--- BEGIN ---

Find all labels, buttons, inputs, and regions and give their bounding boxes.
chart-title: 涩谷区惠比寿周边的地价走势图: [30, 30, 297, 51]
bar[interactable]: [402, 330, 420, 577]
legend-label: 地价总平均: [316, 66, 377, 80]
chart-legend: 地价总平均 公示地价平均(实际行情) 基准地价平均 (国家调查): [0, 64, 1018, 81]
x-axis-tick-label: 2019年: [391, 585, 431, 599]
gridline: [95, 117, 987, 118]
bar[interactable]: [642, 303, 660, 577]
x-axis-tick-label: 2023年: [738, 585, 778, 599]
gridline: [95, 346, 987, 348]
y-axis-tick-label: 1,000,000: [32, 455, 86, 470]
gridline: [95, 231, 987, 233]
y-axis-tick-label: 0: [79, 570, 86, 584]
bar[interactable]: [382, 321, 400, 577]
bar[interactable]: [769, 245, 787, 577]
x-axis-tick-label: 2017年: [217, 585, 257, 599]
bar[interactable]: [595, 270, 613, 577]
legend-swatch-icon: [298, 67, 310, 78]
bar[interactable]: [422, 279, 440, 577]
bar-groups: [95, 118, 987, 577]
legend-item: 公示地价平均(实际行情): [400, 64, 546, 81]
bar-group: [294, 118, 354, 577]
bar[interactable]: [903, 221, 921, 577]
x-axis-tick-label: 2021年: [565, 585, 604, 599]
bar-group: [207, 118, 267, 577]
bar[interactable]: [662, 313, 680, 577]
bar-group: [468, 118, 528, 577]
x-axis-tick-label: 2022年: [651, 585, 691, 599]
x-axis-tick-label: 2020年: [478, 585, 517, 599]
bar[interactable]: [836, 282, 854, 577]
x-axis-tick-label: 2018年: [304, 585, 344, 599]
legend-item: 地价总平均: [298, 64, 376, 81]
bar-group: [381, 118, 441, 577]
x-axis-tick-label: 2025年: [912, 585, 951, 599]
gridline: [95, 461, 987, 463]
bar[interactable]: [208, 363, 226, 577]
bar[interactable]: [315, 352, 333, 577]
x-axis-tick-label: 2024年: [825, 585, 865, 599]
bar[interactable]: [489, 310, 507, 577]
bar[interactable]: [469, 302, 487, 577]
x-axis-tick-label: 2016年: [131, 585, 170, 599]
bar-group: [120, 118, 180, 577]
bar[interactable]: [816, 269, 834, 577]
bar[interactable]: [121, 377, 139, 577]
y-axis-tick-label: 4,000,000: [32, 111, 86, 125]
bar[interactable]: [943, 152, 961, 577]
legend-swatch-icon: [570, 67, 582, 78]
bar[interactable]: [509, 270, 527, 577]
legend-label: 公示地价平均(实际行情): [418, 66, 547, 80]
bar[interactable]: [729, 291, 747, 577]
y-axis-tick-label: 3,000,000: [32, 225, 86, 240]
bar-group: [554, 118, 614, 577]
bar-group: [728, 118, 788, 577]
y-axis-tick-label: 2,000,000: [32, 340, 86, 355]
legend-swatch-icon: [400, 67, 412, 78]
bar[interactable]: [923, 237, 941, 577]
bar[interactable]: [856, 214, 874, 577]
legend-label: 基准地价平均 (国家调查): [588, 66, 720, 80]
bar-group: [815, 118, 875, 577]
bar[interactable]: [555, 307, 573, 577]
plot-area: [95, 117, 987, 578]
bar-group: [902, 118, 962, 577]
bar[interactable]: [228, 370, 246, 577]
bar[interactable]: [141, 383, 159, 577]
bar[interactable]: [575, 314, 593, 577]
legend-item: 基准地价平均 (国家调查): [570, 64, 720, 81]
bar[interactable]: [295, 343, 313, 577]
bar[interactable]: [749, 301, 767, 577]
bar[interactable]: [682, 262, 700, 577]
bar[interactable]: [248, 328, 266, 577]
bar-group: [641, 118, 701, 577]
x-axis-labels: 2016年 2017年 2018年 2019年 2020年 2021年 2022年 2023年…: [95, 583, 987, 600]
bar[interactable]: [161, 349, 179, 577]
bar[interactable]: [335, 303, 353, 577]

--- END ---

● Written task:
Express every line of the data above as a JSON list of strings, with one string per line and blank lines omitted.

● Exercise output:
[
  "Find all labels, buttons, inputs, and regions and give their bounding boxes.",
  "chart-title: 涩谷区惠比寿周边的地价走势图: [30, 30, 297, 51]",
  "bar[interactable]: [402, 330, 420, 577]",
  "legend-label: 地价总平均: [316, 66, 377, 80]",
  "chart-legend: 地价总平均 公示地价平均(实际行情) 基准地价平均 (国家调查): [0, 64, 1018, 81]",
  "x-axis-tick-label: 2019年: [391, 585, 431, 599]",
  "gridline: [95, 117, 987, 118]",
  "bar[interactable]: [642, 303, 660, 577]",
  "x-axis-tick-label: 2023年: [738, 585, 778, 599]",
  "gridline: [95, 346, 987, 348]",
  "y-axis-tick-label: 1,000,000: [32, 455, 86, 470]",
  "gridline: [95, 231, 987, 233]",
  "y-axis-tick-label: 0: [79, 570, 86, 584]",
  "bar[interactable]: [382, 321, 400, 577]",
  "bar[interactable]: [769, 245, 787, 577]",
  "x-axis-tick-label: 2017年: [217, 585, 257, 599]",
  "bar[interactable]: [595, 270, 613, 577]",
  "legend-swatch-icon: [298, 67, 310, 78]",
  "bar[interactable]: [422, 279, 440, 577]",
  "bar-groups: [95, 118, 987, 577]",
  "legend-item: 公示地价平均(实际行情): [400, 64, 546, 81]",
  "bar-group: [294, 118, 354, 577]",
  "bar[interactable]: [903, 221, 921, 577]",
  "x-axis-tick-label: 2021年: [565, 585, 604, 599]",
  "bar-group: [207, 118, 267, 577]",
  "bar[interactable]: [662, 313, 680, 577]",
  "bar-group: [468, 118, 528, 577]",
  "x-axis-tick-label: 2022年: [651, 585, 691, 599]",
  "x-axis-tick-label: 2020年: [478, 585, 517, 599]",
  "bar[interactable]: [836, 282, 854, 577]",
  "x-axis-tick-label: 2018年: [304, 585, 344, 599]",
  "legend-item: 地价总平均: [298, 64, 376, 81]",
  "bar-group: [381, 118, 441, 577]",
  "x-axis-tick-label: 2025年: [912, 585, 951, 599]",
  "gridline: [95, 461, 987, 463]",
  "bar[interactable]: [208, 363, 226, 577]",
  "bar[interactable]: [315, 352, 333, 577]",
  "x-axis-tick-label: 2024年: [825, 585, 865, 599]",
  "bar[interactable]: [489, 310, 507, 577]",
  "bar[interactable]: [469, 302, 487, 577]",
  "x-axis-tick-label: 2016年: [131, 585, 170, 599]",
  "bar-group: [120, 118, 180, 577]",
  "bar[interactable]: [816, 269, 834, 577]",
  "bar[interactable]: [121, 377, 139, 577]",
  "y-axis-tick-label: 4,000,000: [32, 111, 86, 125]",
  "bar[interactable]: [943, 152, 961, 577]",
  "legend-swatch-icon: [570, 67, 582, 78]",
  "bar[interactable]: [509, 270, 527, 577]",
  "legend-label: 公示地价平均(实际行情): [418, 66, 547, 80]",
  "bar[interactable]: [729, 291, 747, 577]",
  "y-axis-tick-label: 3,000,000: [32, 225, 86, 240]",
  "bar-group: [554, 118, 614, 577]",
  "bar-group: [728, 118, 788, 577]",
  "y-axis-tick-label: 2,000,000: [32, 340, 86, 355]",
  "legend-swatch-icon: [400, 67, 412, 78]",
  "bar[interactable]: [923, 237, 941, 577]",
  "bar[interactable]: [856, 214, 874, 577]",
  "legend-label: 基准地价平均 (国家调查): [588, 66, 720, 80]",
  "bar-group: [815, 118, 875, 577]",
  "bar[interactable]: [555, 307, 573, 577]",
  "plot-area: [95, 117, 987, 578]",
  "bar-group: [902, 118, 962, 577]",
  "bar[interactable]: [228, 370, 246, 577]",
  "bar[interactable]: [141, 383, 159, 577]",
  "bar[interactable]: [575, 314, 593, 577]",
  "legend-item: 基准地价平均 (国家调查): [570, 64, 720, 81]",
  "bar[interactable]: [295, 343, 313, 577]",
  "bar[interactable]: [749, 301, 767, 577]",
  "bar[interactable]: [682, 262, 700, 577]",
  "bar[interactable]: [248, 328, 266, 577]",
  "bar-group: [641, 118, 701, 577]",
  "x-axis-labels: 2016年 2017年 2018年 2019年 2020年 2021年 2022年 2023年…: [95, 583, 987, 600]",
  "bar[interactable]: [161, 349, 179, 577]",
  "bar[interactable]: [335, 303, 353, 577]"
]